Give the count of lines holding the string "建筑基底面积" and nothing else.
= = = = = = =
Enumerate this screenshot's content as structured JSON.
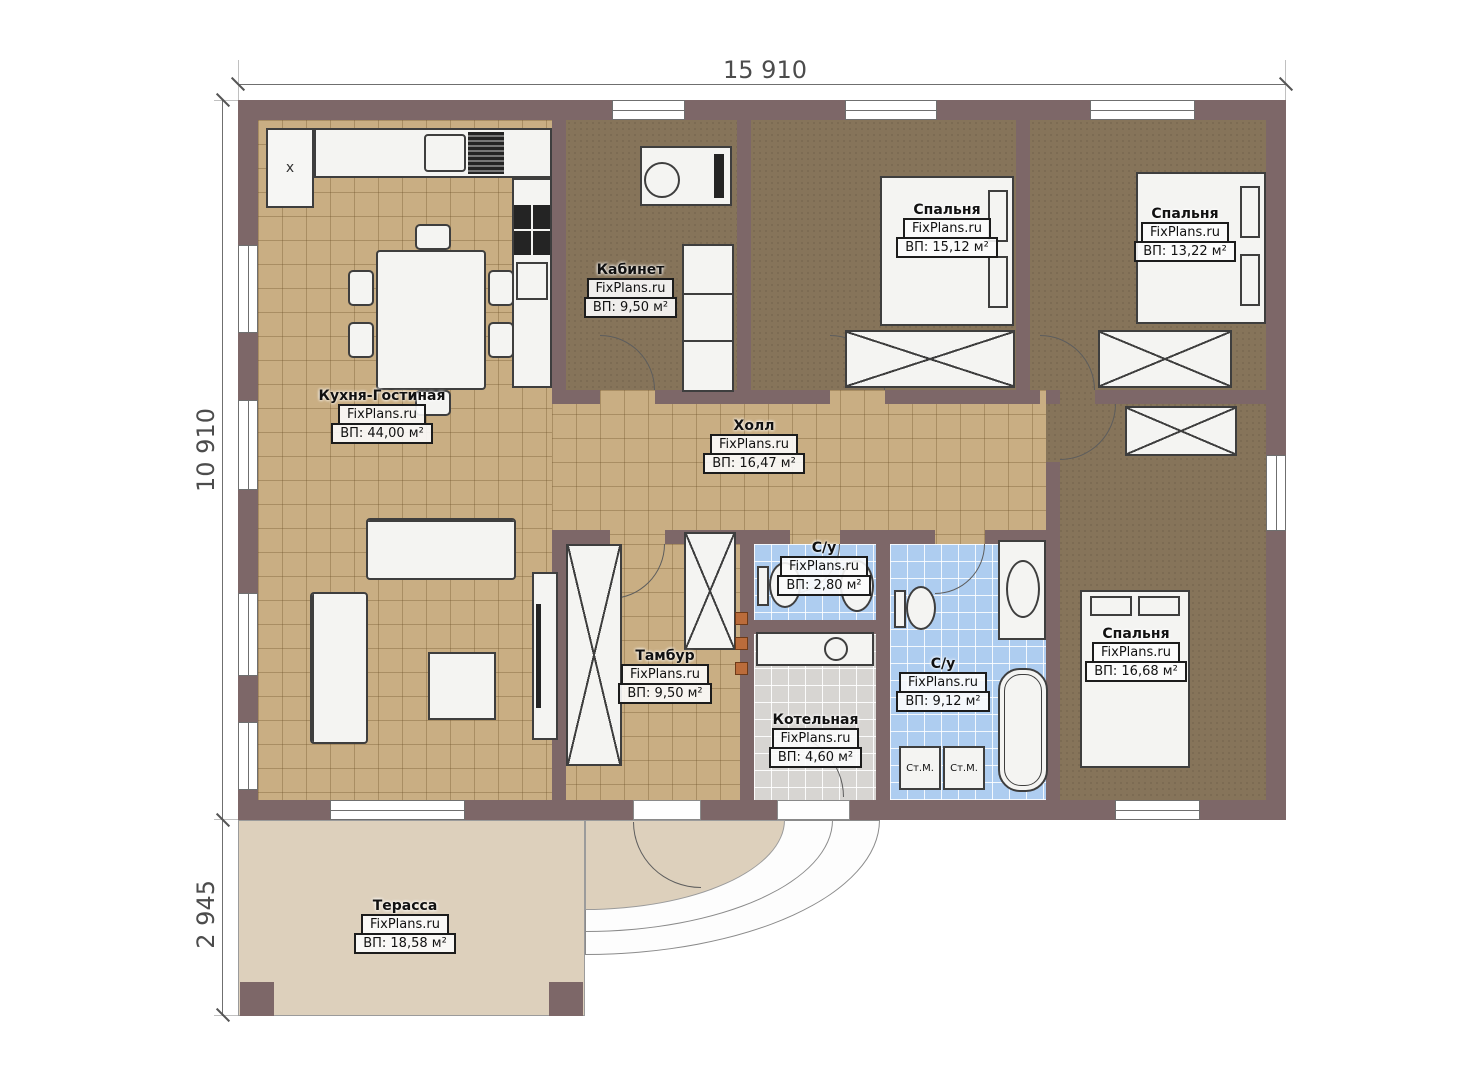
{
  "dims": {
    "width_total": "15 910",
    "height_total": "10 910",
    "terrace_depth": "2 945"
  },
  "labels": {
    "washer": "Ст.М.",
    "corner_mark": "x"
  },
  "rooms": [
    {
      "key": "kitchen-living",
      "name": "Кухня-Гостиная",
      "site": "FixPlans.ru",
      "area": "ВП: 44,00 м²"
    },
    {
      "key": "office",
      "name": "Кабинет",
      "site": "FixPlans.ru",
      "area": "ВП: 9,50 м²"
    },
    {
      "key": "bedroom-1",
      "name": "Спальня",
      "site": "FixPlans.ru",
      "area": "ВП: 15,12 м²"
    },
    {
      "key": "bedroom-2",
      "name": "Спальня",
      "site": "FixPlans.ru",
      "area": "ВП: 13,22 м²"
    },
    {
      "key": "hall",
      "name": "Холл",
      "site": "FixPlans.ru",
      "area": "ВП: 16,47 м²"
    },
    {
      "key": "bathroom-small",
      "name": "С/у",
      "site": "FixPlans.ru",
      "area": "ВП: 2,80 м²"
    },
    {
      "key": "vestibule",
      "name": "Тамбур",
      "site": "FixPlans.ru",
      "area": "ВП: 9,50 м²"
    },
    {
      "key": "boiler-room",
      "name": "Котельная",
      "site": "FixPlans.ru",
      "area": "ВП: 4,60 м²"
    },
    {
      "key": "bathroom-big",
      "name": "С/у",
      "site": "FixPlans.ru",
      "area": "ВП: 9,12 м²"
    },
    {
      "key": "bedroom-3",
      "name": "Спальня",
      "site": "FixPlans.ru",
      "area": "ВП: 16,68 м²"
    },
    {
      "key": "terrace",
      "name": "Терасса",
      "site": "FixPlans.ru",
      "area": "ВП: 18,58 м²"
    }
  ],
  "colors": {
    "wall": "#7d6768",
    "tile_beige": "#c9ae83",
    "carpet": "#86745a",
    "tile_blue": "#aecdf0",
    "tile_gray": "#d7d5d2",
    "terrace": "#ddd0bc"
  }
}
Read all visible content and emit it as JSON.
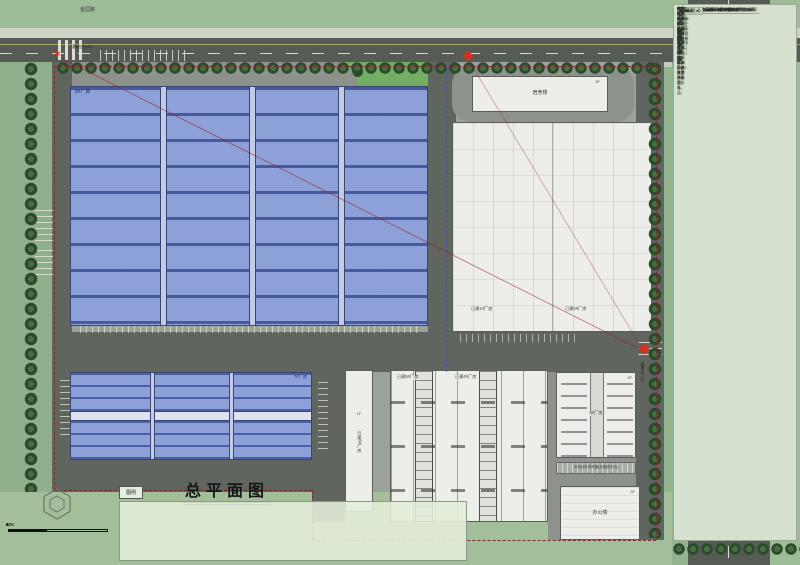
{
  "title": "总平面图",
  "colors": {
    "roof_blue": "#8da0d8",
    "roof_blue_line": "#2f448c",
    "road_gray": "#60655f",
    "grass_green": "#8fb08a",
    "field_green": "#a2bf99",
    "paper_green": "#d6e2cf",
    "accent_red": "#d43322",
    "tree_green": "#2c4a2c"
  },
  "plan": {
    "road_name_top": "金园路",
    "labels": {
      "entrance_top": "基地出入口",
      "entrance_right": "基地出入口",
      "b8": "8#厂房",
      "b7": "7#厂房",
      "dorm": "宿舍楼",
      "dorm_tag": "5F",
      "f1": "已建1#厂房",
      "f2": "已建2#厂房",
      "f5": "已建5#厂房",
      "f4": "已建4#厂房",
      "f6": "已建6#厂房",
      "f6_tag": "1F",
      "f3": "3#厂房",
      "f3_tag": "3F",
      "office": "办公楼",
      "office_tag": "3F",
      "shed": "非机动车停车棚(充电桩车位)"
    }
  },
  "legend": {
    "header": "图例",
    "items": [
      {
        "icon": "road",
        "label": "道路"
      },
      {
        "icon": "indoor-level",
        "label": "室内标高"
      },
      {
        "icon": "car-parking",
        "label": "地面小车停车车位"
      },
      {
        "icon": "phase2-line",
        "label": "二期用地红线"
      },
      {
        "icon": "outdoor-level",
        "label": "室外标高"
      },
      {
        "icon": "charging-parking",
        "label": "充电桩停车位"
      },
      {
        "icon": "phase1-line",
        "label": "一期用地红线"
      },
      {
        "icon": "survey-coord",
        "label": "测量坐标"
      },
      {
        "icon": "pavement",
        "label": "场地铺砌"
      }
    ]
  },
  "scalebar": {
    "labels": [
      "0",
      "10",
      "20",
      "30",
      "40",
      "60M"
    ]
  },
  "sidebar": {
    "sections": [
      {
        "type": "kv",
        "title": "总经济技术指标",
        "lines": [
          "规划用地面积：82864.0平方米",
          "规划建筑面积：54035.2平方米",
          "规划建设面积(计容面积)：110338.9平方米",
          "建筑基底面积：48340.5平方米",
          "建筑密度：58.3%",
          "容积率：1.33",
          "机动车停车位：139辆（其中充电桩车位54辆）",
          "非机动车停车位面积：823.4平方米"
        ]
      },
      {
        "type": "table",
        "title": "建筑明细表",
        "headers": [
          "建筑名称",
          "基底面积(㎡)",
          "建筑面积(㎡)",
          "计容面积(㎡)"
        ],
        "rows": [
          [
            "已建厂房",
            "11086.2",
            "11086.2",
            "22176.4"
          ],
          [
            "已建办公楼",
            "666.9",
            "1942.4",
            "1942.4"
          ],
          [
            "已建宿舍楼",
            "1932.3",
            "5946.6",
            "5946.6"
          ],
          [
            "已建辅房栋(门卫)",
            "618.0",
            "618.0",
            "618.0"
          ],
          [
            "3、4、5#及机动车库厂房",
            "6391.4",
            "6391.4",
            "12762.8"
          ],
          [
            "7#厂房",
            "5395.4",
            "5395.4",
            "16718.6"
          ],
          [
            "8#厂房",
            "21465.5",
            "21463.5",
            "46956.4"
          ],
          [
            "垃圾用房",
            "113.0",
            "113.3",
            "113.3"
          ],
          [
            "3#厂房",
            "1677.1",
            "1677.1",
            "3354.2"
          ],
          [
            "合计",
            "48340.5",
            "54035.2",
            "110338.9"
          ]
        ]
      },
      {
        "type": "kv",
        "title": "一期经济技术指标",
        "lines": [
          "规划用地面积：46463.5平方米",
          "规划建筑面积：27062.9平方米",
          "规划建设面积(计容面积)：46550.6平方米",
          "建筑基底面积：21366.6平方米",
          "建筑密度：46.0%",
          "容积率：1.00",
          "机动车停车位：63辆（其中充电桩车位23辆）",
          "非机动车停车位面积：463.4平方米"
        ]
      },
      {
        "type": "table",
        "title": "建筑明细表",
        "headers": [
          "建筑名称",
          "基底面积(㎡)",
          "建筑面积(㎡)",
          "计容面积(㎡)"
        ],
        "rows": [
          [
            "已建厂房",
            "11086.19",
            "11086.19",
            "22176.38"
          ],
          [
            "已建办公楼",
            "666.90",
            "1942.38",
            "1942.38"
          ],
          [
            "已建宿舍楼",
            "1932.30",
            "5946.60",
            "5946.60"
          ],
          [
            "已建辅房栋(门卫)",
            "618.00",
            "618.00",
            "618.00"
          ],
          [
            "3、4、5#及机动车库厂房",
            "6391.40",
            "6391.41",
            "12762.80"
          ],
          [
            "3#厂房",
            "1677.11",
            "1677.11",
            "3354.22"
          ],
          [
            "合计",
            "21366.61",
            "27062.99",
            "46550.60"
          ]
        ]
      },
      {
        "type": "kv",
        "title": "二期经济技术指标",
        "lines": [
          "规划用地面积：36400.5平方米",
          "规划建筑面积：26972.2平方米",
          "规划建设面积(计容面积)：63788.3平方米",
          "建筑基底面积：26973.9平方米",
          "建筑密度：74.1%",
          "容积率：1.75",
          "机动车停车位：76辆（其中充电桩车位31辆）",
          "非机动车停车位面积：360.0平方米"
        ]
      },
      {
        "type": "table",
        "title": "建筑明细表",
        "headers": [
          "建筑名称",
          "基底面积(㎡)",
          "建筑面积(㎡)",
          "计容面积(㎡)"
        ],
        "rows": [
          [
            "7#厂房",
            "5395.4",
            "5395.4",
            "16718.6"
          ],
          [
            "8#厂房",
            "21465.5",
            "21463.5",
            "46956.4"
          ],
          [
            "垃圾用房",
            "113.0",
            "113.3",
            "113.3"
          ],
          [
            "合计",
            "26973.9",
            "26972.2",
            "63788.3"
          ]
        ]
      },
      {
        "type": "notes",
        "title": "",
        "lines": [
          "1.本图所注尺寸除标高以米计外，其余均以毫米为单位。",
          "2.本工程±0.000相当于绝对标高，详见各单体设计说明。",
          "3.机动车停车位：",
          "  按1.0车位/100平方米标准计算，地面停车位共139辆，",
          "  其中一期63辆、二期76辆，充电桩车位54辆，沿道路两侧布置。",
          "4.非机动车停车位：",
          "  按0.6车位/100平方米计算，设非机动车停车棚，面积823.4平方米，",
          "  均设置充电设施，满足使用要求。",
          "5.生活垃圾收集点结合垃圾用房设置，按规范配置分类收集及消毒设备。",
          "6.基地内道路宽6m，转弯半径满足消防要求，沿8#厂房设置环形消防车道，",
          "  并按规范设置消防登高操作场地。"
        ]
      }
    ]
  }
}
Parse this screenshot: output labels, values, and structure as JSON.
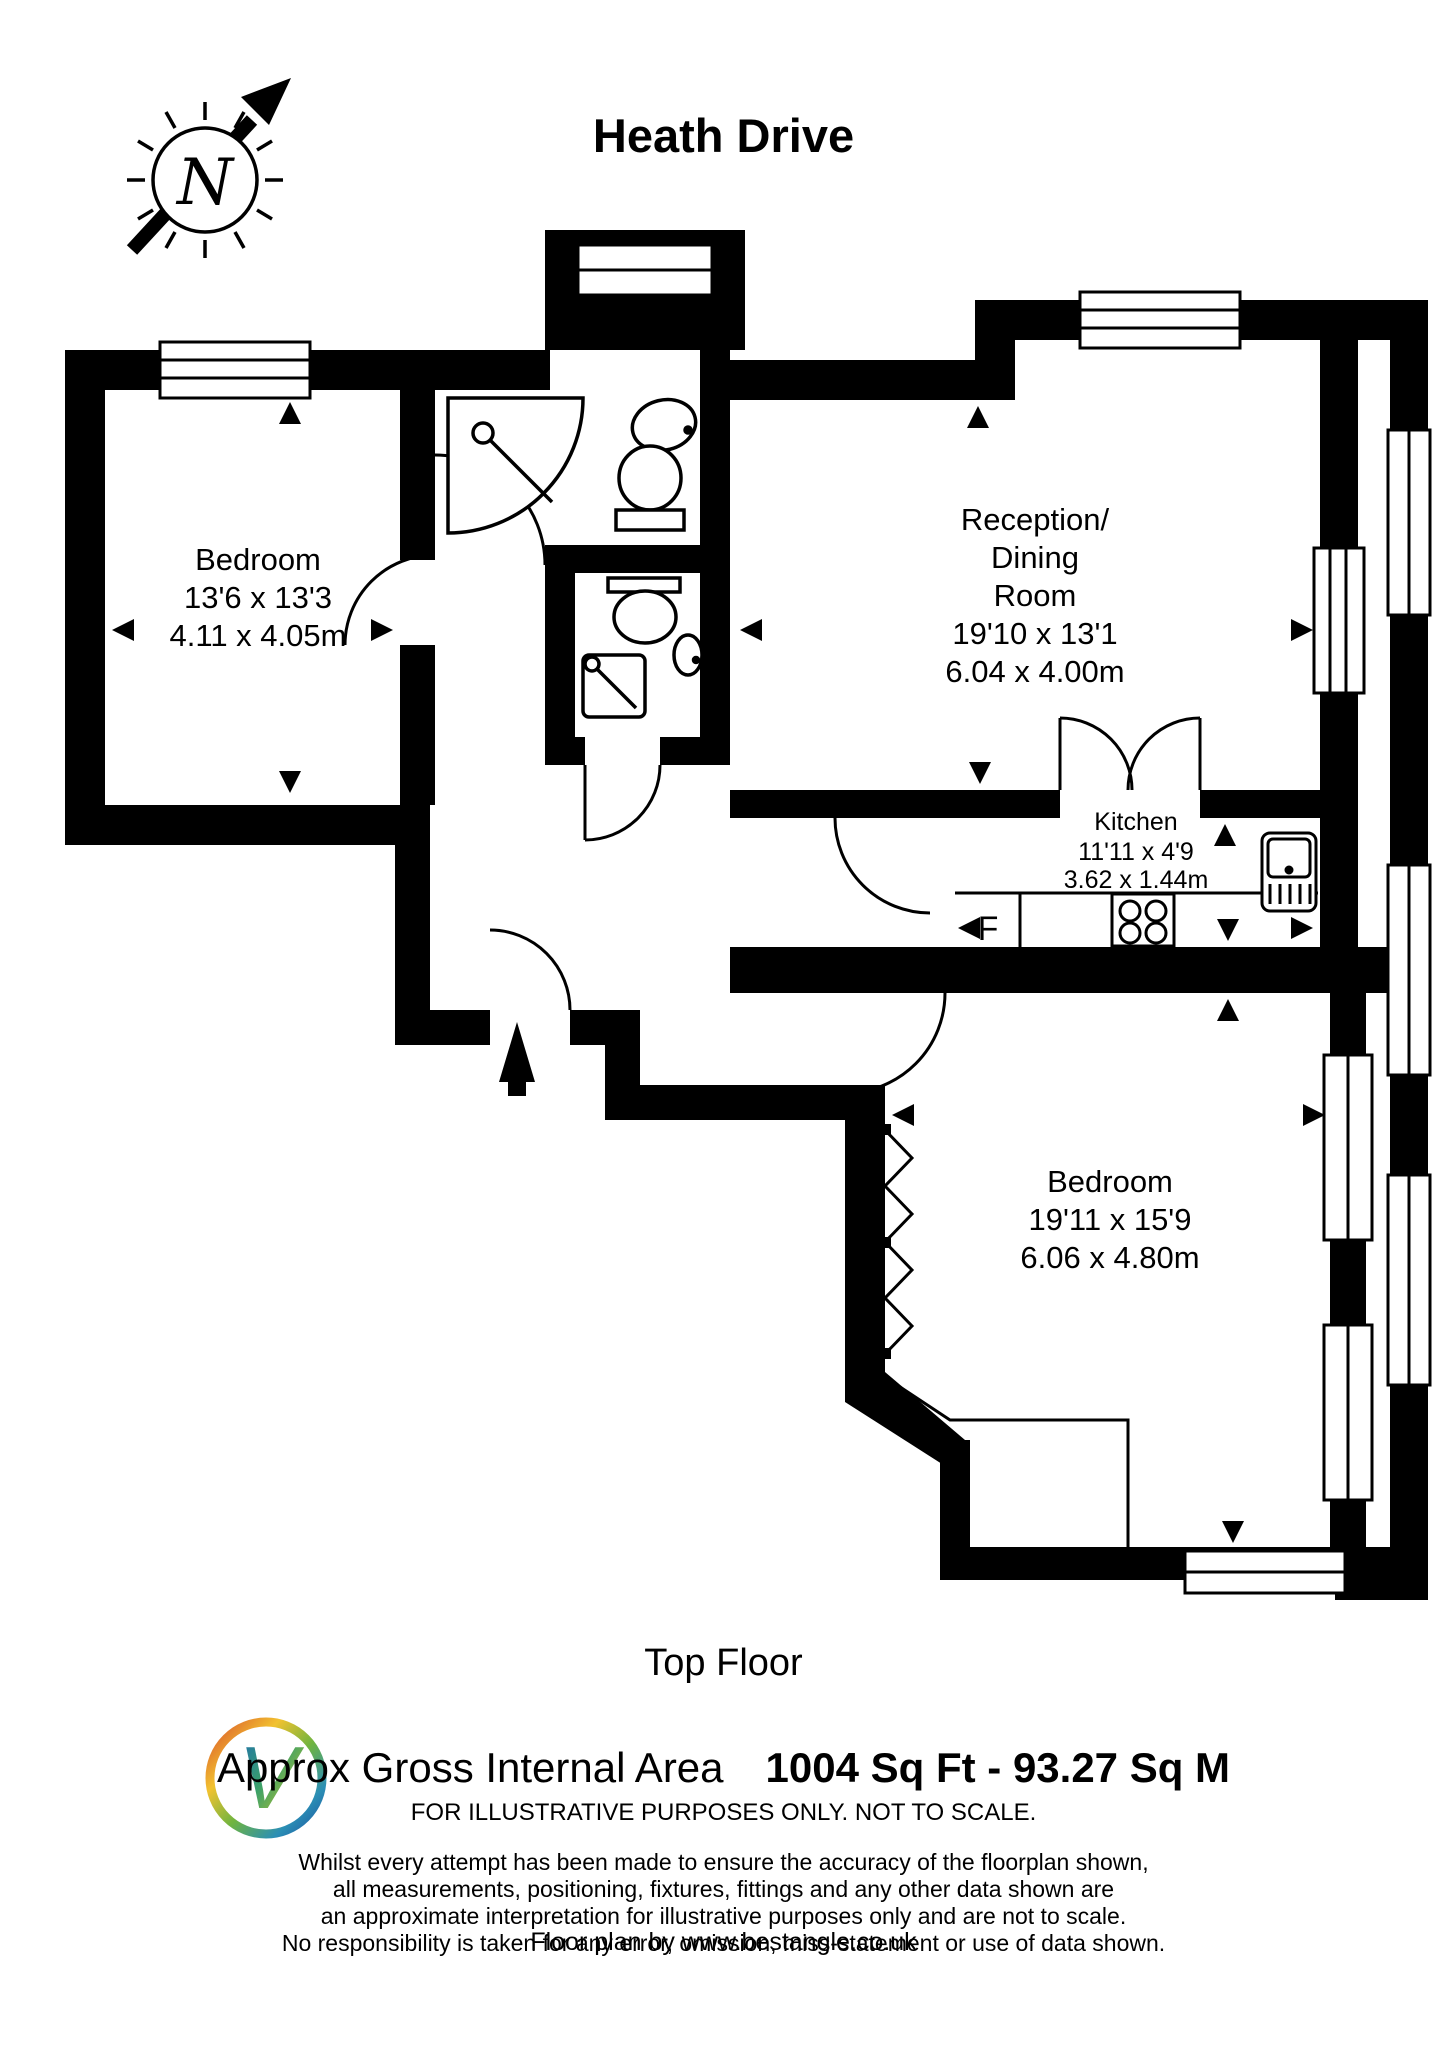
= = = = = = =
• Answer
3